_DATA SHOWN_
>> START
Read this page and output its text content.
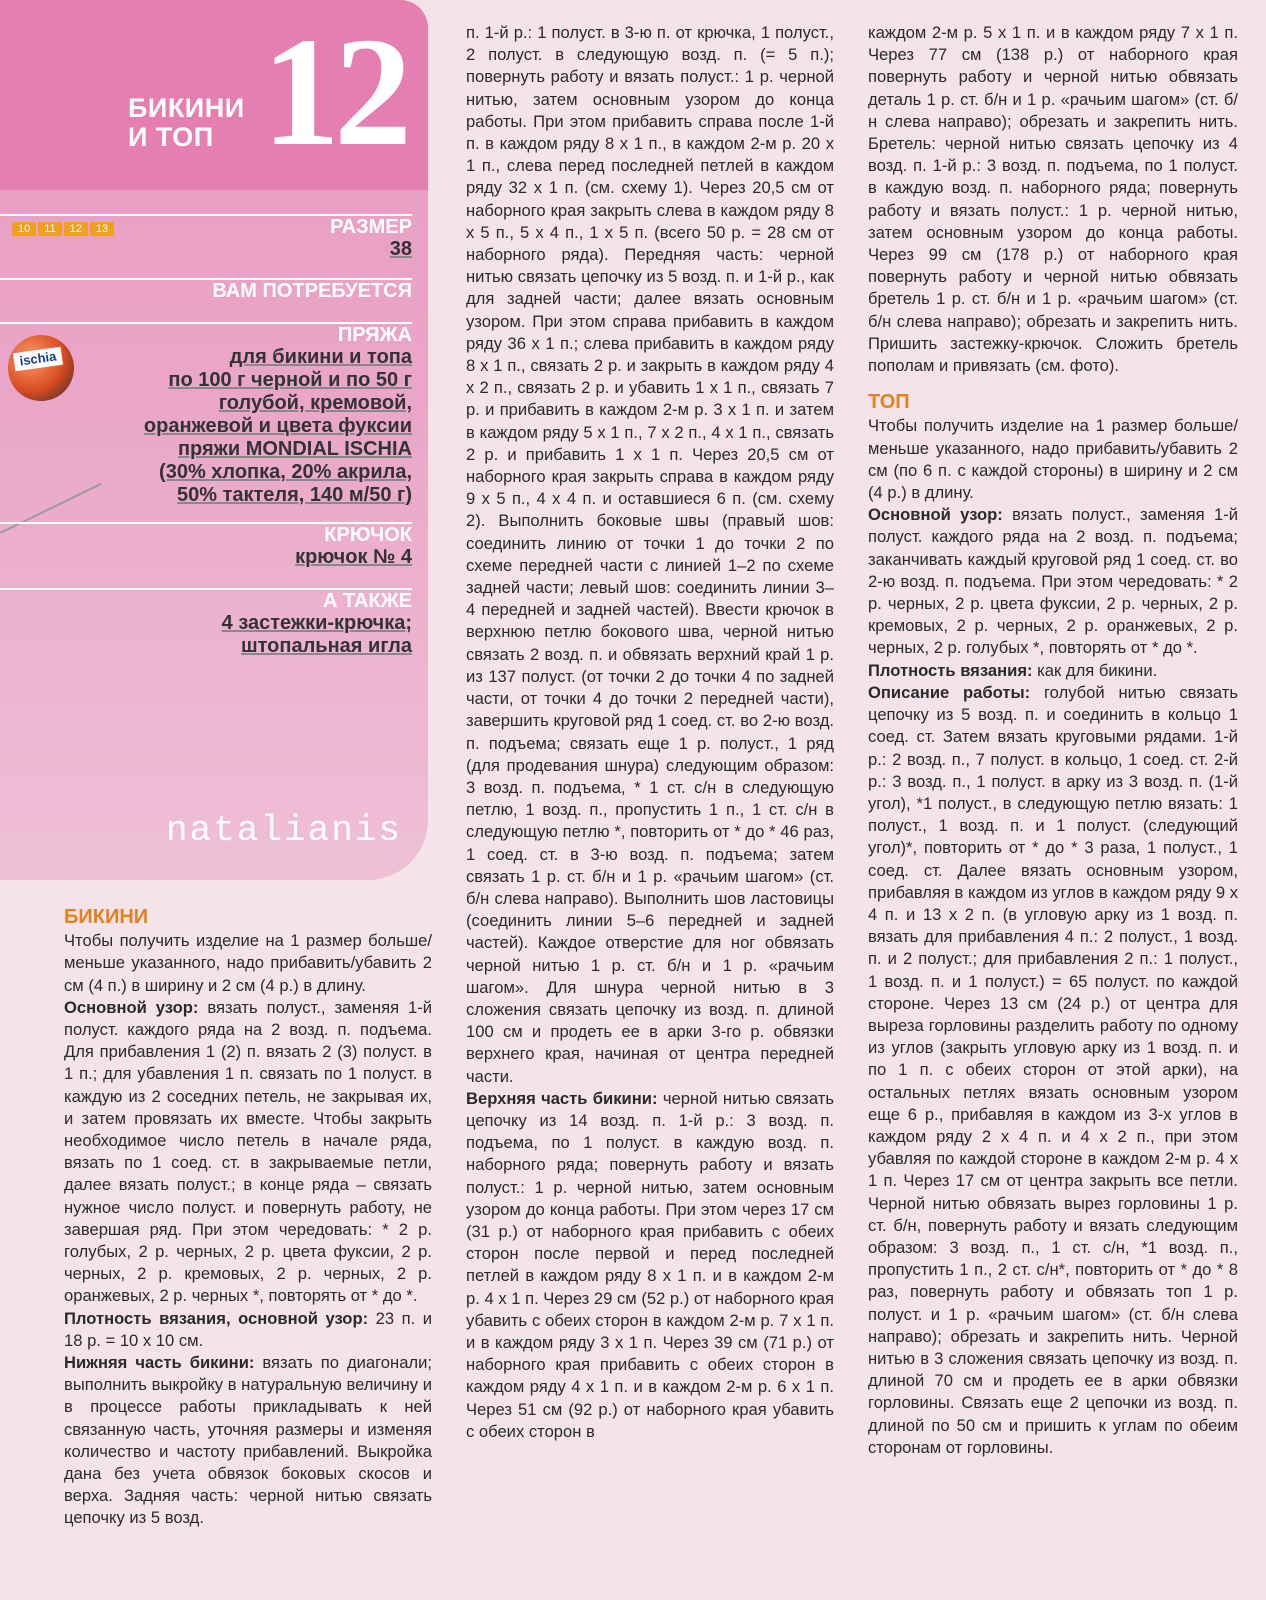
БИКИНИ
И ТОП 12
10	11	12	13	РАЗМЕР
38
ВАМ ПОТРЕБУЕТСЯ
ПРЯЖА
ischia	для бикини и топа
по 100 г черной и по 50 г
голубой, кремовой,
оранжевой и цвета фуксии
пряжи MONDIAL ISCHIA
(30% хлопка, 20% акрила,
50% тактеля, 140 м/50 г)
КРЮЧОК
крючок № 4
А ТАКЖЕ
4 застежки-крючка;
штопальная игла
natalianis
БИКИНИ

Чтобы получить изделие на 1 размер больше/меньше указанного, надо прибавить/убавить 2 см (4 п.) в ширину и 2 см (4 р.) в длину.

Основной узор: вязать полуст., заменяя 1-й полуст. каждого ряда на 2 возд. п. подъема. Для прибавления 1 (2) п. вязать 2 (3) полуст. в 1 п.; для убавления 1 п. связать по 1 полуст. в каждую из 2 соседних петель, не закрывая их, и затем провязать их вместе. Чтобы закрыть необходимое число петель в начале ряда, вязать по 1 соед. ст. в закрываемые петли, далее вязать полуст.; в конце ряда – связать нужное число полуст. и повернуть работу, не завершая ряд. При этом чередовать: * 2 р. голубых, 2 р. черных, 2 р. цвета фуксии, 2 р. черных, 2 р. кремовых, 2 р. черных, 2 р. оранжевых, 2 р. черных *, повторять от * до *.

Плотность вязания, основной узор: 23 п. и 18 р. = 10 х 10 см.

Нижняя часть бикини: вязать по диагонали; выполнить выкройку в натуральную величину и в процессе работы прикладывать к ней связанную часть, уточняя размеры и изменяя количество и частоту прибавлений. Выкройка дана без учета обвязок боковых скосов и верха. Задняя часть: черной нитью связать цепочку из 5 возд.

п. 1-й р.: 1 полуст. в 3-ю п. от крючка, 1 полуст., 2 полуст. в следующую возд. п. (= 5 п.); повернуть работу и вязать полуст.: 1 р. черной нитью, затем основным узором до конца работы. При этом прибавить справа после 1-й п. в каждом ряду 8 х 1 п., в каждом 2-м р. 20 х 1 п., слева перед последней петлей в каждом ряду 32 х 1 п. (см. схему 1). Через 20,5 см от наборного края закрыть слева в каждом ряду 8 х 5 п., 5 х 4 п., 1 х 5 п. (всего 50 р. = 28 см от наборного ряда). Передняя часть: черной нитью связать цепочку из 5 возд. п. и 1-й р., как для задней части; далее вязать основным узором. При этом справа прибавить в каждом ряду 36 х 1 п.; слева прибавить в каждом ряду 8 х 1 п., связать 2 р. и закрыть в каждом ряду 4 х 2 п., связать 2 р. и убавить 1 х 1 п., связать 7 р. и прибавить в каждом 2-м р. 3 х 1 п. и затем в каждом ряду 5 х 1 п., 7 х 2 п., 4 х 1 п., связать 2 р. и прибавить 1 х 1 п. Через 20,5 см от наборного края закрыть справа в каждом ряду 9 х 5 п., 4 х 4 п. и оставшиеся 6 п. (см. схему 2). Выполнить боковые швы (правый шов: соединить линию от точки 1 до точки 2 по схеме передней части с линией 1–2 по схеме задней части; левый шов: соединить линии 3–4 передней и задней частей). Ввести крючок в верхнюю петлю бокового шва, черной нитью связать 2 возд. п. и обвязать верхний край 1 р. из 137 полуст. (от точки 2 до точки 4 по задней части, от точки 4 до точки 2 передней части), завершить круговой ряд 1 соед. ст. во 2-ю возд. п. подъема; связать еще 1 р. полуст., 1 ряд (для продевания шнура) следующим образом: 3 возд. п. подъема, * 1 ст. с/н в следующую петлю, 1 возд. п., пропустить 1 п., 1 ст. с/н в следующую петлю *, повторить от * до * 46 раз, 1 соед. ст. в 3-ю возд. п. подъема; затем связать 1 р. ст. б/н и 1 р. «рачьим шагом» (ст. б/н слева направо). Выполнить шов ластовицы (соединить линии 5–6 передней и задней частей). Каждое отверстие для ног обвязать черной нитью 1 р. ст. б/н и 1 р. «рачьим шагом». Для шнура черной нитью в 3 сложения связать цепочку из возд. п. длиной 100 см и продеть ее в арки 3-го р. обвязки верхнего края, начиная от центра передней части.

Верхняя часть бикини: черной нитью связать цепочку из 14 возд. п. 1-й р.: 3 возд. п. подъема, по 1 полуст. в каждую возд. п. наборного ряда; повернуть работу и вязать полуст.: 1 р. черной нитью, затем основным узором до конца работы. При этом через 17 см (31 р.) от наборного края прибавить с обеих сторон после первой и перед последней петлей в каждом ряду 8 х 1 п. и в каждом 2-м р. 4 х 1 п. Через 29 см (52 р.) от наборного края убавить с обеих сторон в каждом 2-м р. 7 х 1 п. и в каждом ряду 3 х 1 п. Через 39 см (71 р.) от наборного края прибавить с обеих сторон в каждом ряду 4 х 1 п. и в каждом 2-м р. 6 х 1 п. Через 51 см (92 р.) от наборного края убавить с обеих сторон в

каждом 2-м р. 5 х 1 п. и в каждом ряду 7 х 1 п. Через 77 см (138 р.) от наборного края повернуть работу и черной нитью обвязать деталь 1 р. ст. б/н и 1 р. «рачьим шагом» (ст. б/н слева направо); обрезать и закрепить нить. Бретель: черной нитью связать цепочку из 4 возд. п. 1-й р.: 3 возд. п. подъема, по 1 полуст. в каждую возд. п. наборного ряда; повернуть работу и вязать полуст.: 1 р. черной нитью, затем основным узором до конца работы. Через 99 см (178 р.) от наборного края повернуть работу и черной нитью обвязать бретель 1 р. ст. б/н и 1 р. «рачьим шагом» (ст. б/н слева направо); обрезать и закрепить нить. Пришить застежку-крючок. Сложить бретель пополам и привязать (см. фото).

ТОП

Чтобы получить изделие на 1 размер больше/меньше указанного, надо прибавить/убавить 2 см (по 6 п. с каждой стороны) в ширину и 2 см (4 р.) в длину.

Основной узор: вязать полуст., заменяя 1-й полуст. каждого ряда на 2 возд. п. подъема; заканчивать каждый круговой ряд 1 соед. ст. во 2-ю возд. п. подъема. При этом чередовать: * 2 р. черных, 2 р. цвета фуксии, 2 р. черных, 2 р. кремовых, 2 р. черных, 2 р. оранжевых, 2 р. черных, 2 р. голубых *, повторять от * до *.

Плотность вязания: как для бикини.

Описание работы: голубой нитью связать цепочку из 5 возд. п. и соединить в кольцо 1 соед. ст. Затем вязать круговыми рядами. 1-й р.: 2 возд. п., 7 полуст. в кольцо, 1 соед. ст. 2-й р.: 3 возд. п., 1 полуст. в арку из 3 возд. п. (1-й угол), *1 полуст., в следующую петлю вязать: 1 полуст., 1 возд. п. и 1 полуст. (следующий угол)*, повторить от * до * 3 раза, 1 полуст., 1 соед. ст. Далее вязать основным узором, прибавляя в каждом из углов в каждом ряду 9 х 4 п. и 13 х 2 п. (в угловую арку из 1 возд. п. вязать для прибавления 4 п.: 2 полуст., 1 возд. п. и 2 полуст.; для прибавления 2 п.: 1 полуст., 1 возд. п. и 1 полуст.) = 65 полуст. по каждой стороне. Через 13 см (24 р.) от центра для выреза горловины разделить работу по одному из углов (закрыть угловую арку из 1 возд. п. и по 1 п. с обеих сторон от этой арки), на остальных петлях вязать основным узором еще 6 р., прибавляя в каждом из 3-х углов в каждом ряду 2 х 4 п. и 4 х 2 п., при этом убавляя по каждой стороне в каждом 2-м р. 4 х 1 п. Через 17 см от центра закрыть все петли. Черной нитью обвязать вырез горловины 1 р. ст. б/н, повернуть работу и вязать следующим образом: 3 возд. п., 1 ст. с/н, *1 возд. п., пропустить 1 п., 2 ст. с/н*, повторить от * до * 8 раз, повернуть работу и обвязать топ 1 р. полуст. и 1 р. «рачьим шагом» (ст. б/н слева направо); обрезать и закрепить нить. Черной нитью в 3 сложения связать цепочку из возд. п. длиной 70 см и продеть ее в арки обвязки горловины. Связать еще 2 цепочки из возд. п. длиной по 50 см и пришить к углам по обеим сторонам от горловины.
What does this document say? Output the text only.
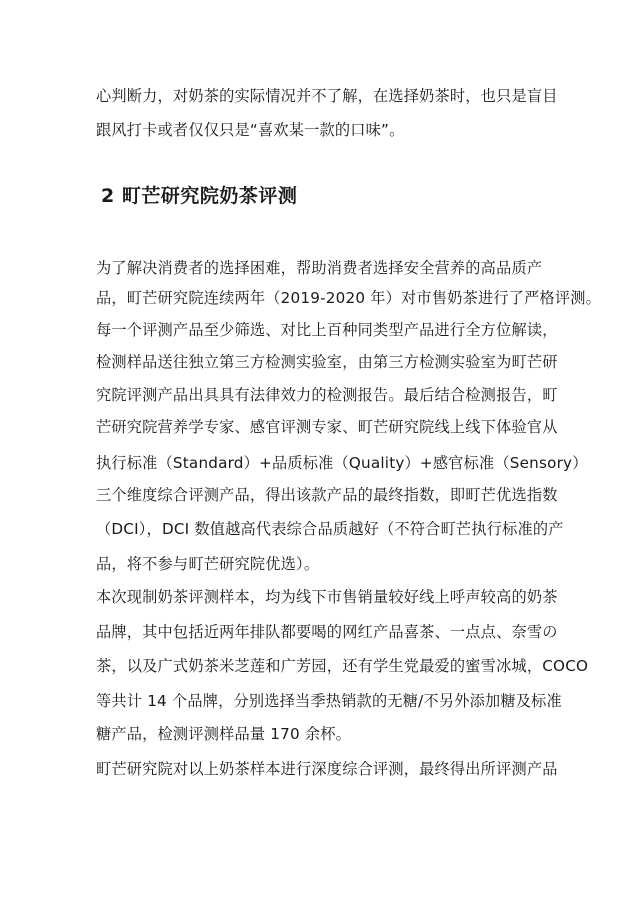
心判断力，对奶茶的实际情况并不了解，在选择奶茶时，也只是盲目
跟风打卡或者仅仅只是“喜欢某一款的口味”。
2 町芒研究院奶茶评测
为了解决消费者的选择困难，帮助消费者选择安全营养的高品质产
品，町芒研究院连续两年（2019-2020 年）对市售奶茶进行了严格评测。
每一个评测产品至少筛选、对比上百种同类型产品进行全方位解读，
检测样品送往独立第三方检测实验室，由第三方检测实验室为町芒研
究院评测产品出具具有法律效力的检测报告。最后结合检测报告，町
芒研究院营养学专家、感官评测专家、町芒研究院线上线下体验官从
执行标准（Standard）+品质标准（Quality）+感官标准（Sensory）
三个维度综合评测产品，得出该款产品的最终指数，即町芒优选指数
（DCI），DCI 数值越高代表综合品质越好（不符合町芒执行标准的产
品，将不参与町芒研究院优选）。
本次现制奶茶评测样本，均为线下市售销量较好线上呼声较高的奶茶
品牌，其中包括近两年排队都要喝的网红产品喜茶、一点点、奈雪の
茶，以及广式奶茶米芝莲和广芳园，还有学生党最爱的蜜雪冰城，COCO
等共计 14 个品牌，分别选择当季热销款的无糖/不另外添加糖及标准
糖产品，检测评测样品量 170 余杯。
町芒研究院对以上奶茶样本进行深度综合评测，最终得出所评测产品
>> END
_PROBLEM TO WORK ON_
Pictures stay out; retype only the lines from the line containing "What does this" through the end of the listing, inclusive, exactly as they appear.

_COMPLETE ANSWER_
What does this document say? Output the text only.
心判断力，对奶茶的实际情况并不了解，在选择奶茶时，也只是盲目
跟风打卡或者仅仅只是“喜欢某一款的口味”。
2 町芒研究院奶茶评测
为了解决消费者的选择困难，帮助消费者选择安全营养的高品质产
品，町芒研究院连续两年（2019-2020 年）对市售奶茶进行了严格评测。
每一个评测产品至少筛选、对比上百种同类型产品进行全方位解读，
检测样品送往独立第三方检测实验室，由第三方检测实验室为町芒研
究院评测产品出具具有法律效力的检测报告。最后结合检测报告，町
芒研究院营养学专家、感官评测专家、町芒研究院线上线下体验官从
执行标准（Standard）+品质标准（Quality）+感官标准（Sensory）
三个维度综合评测产品，得出该款产品的最终指数，即町芒优选指数
（DCI），DCI 数值越高代表综合品质越好（不符合町芒执行标准的产
品，将不参与町芒研究院优选）。
本次现制奶茶评测样本，均为线下市售销量较好线上呼声较高的奶茶
品牌，其中包括近两年排队都要喝的网红产品喜茶、一点点、奈雪の
茶，以及广式奶茶米芝莲和广芳园，还有学生党最爱的蜜雪冰城，COCO
等共计 14 个品牌，分别选择当季热销款的无糖/不另外添加糖及标准
糖产品，检测评测样品量 170 余杯。
町芒研究院对以上奶茶样本进行深度综合评测，最终得出所评测产品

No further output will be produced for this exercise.